#### WRITTEN EXERCISE
The complete listing should be restated exactly.

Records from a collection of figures
** BEGIN **

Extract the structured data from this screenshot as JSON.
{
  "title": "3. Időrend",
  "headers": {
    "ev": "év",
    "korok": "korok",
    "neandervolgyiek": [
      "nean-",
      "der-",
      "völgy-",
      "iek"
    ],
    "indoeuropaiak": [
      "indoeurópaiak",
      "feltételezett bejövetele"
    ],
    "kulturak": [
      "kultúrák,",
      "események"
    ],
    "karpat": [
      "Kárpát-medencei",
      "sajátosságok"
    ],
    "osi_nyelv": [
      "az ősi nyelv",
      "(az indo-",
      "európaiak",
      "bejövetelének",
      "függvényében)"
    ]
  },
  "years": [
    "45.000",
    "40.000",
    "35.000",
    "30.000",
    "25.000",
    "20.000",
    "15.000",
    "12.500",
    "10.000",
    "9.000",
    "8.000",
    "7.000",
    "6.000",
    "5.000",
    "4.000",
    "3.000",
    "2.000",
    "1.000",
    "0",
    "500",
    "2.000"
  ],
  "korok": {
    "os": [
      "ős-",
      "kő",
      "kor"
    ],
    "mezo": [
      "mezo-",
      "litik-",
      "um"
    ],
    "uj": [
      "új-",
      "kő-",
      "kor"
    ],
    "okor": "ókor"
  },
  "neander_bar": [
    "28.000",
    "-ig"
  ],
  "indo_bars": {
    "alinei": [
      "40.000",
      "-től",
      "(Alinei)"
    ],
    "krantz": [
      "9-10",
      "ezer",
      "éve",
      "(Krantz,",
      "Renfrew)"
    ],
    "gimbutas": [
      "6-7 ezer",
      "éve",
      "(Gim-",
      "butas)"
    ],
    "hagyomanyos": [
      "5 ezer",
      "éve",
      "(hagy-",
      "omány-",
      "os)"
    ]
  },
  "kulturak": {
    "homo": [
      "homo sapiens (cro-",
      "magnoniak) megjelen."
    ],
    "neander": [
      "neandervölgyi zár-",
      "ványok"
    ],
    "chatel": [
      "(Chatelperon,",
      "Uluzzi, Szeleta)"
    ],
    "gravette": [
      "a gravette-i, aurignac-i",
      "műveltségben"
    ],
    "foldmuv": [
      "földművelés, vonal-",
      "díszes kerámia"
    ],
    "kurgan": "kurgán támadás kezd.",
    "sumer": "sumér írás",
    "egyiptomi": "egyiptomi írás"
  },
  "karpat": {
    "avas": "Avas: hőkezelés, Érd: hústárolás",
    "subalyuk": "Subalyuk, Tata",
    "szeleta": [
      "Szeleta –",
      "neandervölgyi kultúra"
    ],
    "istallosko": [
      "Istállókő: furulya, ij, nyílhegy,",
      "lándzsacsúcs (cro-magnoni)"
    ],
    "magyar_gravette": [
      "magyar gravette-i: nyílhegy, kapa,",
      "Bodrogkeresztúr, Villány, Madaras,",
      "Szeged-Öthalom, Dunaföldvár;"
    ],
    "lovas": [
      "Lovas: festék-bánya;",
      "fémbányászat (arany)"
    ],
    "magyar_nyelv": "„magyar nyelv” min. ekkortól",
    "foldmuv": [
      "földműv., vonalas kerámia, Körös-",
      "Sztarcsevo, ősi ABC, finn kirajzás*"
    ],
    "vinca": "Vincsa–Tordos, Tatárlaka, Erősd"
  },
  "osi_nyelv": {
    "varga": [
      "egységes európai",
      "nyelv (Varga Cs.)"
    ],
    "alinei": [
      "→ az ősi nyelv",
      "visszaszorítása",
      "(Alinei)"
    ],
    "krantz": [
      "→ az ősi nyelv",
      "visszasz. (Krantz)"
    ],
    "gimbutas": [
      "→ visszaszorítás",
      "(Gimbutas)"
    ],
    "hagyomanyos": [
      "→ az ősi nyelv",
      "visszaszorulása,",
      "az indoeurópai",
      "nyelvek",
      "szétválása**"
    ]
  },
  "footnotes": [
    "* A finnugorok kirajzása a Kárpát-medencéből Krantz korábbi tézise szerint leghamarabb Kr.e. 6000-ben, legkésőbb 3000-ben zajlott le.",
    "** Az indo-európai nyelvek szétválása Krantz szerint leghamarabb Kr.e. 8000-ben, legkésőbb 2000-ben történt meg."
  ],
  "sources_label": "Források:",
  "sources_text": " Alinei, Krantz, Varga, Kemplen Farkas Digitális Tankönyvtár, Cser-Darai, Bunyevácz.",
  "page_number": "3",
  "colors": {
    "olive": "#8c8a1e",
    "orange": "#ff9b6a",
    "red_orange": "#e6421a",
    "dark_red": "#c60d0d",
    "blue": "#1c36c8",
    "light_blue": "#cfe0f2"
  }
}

** END **

#### COMPLETE RESPONSE
Extract the structured data from this screenshot as JSON.
{
  "title": "3. Időrend",
  "headers": {
    "ev": "év",
    "korok": "korok",
    "neandervolgyiek": [
      "nean-",
      "der-",
      "völgy-",
      "iek"
    ],
    "indoeuropaiak": [
      "indoeurópaiak",
      "feltételezett bejövetele"
    ],
    "kulturak": [
      "kultúrák,",
      "események"
    ],
    "karpat": [
      "Kárpát-medencei",
      "sajátosságok"
    ],
    "osi_nyelv": [
      "az ősi nyelv",
      "(az indo-",
      "európaiak",
      "bejövetelének",
      "függvényében)"
    ]
  },
  "years": [
    "45.000",
    "40.000",
    "35.000",
    "30.000",
    "25.000",
    "20.000",
    "15.000",
    "12.500",
    "10.000",
    "9.000",
    "8.000",
    "7.000",
    "6.000",
    "5.000",
    "4.000",
    "3.000",
    "2.000",
    "1.000",
    "0",
    "500",
    "2.000"
  ],
  "korok": {
    "os": [
      "ős-",
      "kő",
      "kor"
    ],
    "mezo": [
      "mezo-",
      "litik-",
      "um"
    ],
    "uj": [
      "új-",
      "kő-",
      "kor"
    ],
    "okor": "ókor"
  },
  "neander_bar": [
    "28.000",
    "-ig"
  ],
  "indo_bars": {
    "alinei": [
      "40.000",
      "-től",
      "(Alinei)"
    ],
    "krantz": [
      "9-10",
      "ezer",
      "éve",
      "(Krantz,",
      "Renfrew)"
    ],
    "gimbutas": [
      "6-7 ezer",
      "éve",
      "(Gim-",
      "butas)"
    ],
    "hagyomanyos": [
      "5 ezer",
      "éve",
      "(hagy-",
      "omány-",
      "os)"
    ]
  },
  "kulturak": {
    "homo": [
      "homo sapiens (cro-",
      "magnoniak) megjelen."
    ],
    "neander": [
      "neandervölgyi zár-",
      "ványok"
    ],
    "chatel": [
      "(Chatelperon,",
      "Uluzzi, Szeleta)"
    ],
    "gravette": [
      "a gravette-i, aurignac-i",
      "műveltségben"
    ],
    "foldmuv": [
      "földművelés, vonal-",
      "díszes kerámia"
    ],
    "kurgan": "kurgán támadás kezd.",
    "sumer": "sumér írás",
    "egyiptomi": "egyiptomi írás"
  },
  "karpat": {
    "avas": "Avas: hőkezelés, Érd: hústárolás",
    "subalyuk": "Subalyuk, Tata",
    "szeleta": [
      "Szeleta –",
      "neandervölgyi kultúra"
    ],
    "istallosko": [
      "Istállókő: furulya, ij, nyílhegy,",
      "lándzsacsúcs (cro-magnoni)"
    ],
    "magyar_gravette": [
      "magyar gravette-i: nyílhegy, kapa,",
      "Bodrogkeresztúr, Villány, Madaras,",
      "Szeged-Öthalom, Dunaföldvár;"
    ],
    "lovas": [
      "Lovas: festék-bánya;",
      "fémbányászat (arany)"
    ],
    "magyar_nyelv": "„magyar nyelv” min. ekkortól",
    "foldmuv": [
      "földműv., vonalas kerámia, Körös-",
      "Sztarcsevo, ősi ABC, finn kirajzás*"
    ],
    "vinca": "Vincsa–Tordos, Tatárlaka, Erősd"
  },
  "osi_nyelv": {
    "varga": [
      "egységes európai",
      "nyelv (Varga Cs.)"
    ],
    "alinei": [
      "→ az ősi nyelv",
      "visszaszorítása",
      "(Alinei)"
    ],
    "krantz": [
      "→ az ősi nyelv",
      "visszasz. (Krantz)"
    ],
    "gimbutas": [
      "→ visszaszorítás",
      "(Gimbutas)"
    ],
    "hagyomanyos": [
      "→ az ősi nyelv",
      "visszaszorulása,",
      "az indoeurópai",
      "nyelvek",
      "szétválása**"
    ]
  },
  "footnotes": [
    "* A finnugorok kirajzása a Kárpát-medencéből Krantz korábbi tézise szerint leghamarabb Kr.e. 6000-ben, legkésőbb 3000-ben zajlott le.",
    "** Az indo-európai nyelvek szétválása Krantz szerint leghamarabb Kr.e. 8000-ben, legkésőbb 2000-ben történt meg."
  ],
  "sources_label": "Források:",
  "sources_text": " Alinei, Krantz, Varga, Kemplen Farkas Digitális Tankönyvtár, Cser-Darai, Bunyevácz.",
  "page_number": "3",
  "colors": {
    "olive": "#8c8a1e",
    "orange": "#ff9b6a",
    "red_orange": "#e6421a",
    "dark_red": "#c60d0d",
    "blue": "#1c36c8",
    "light_blue": "#cfe0f2"
  }
}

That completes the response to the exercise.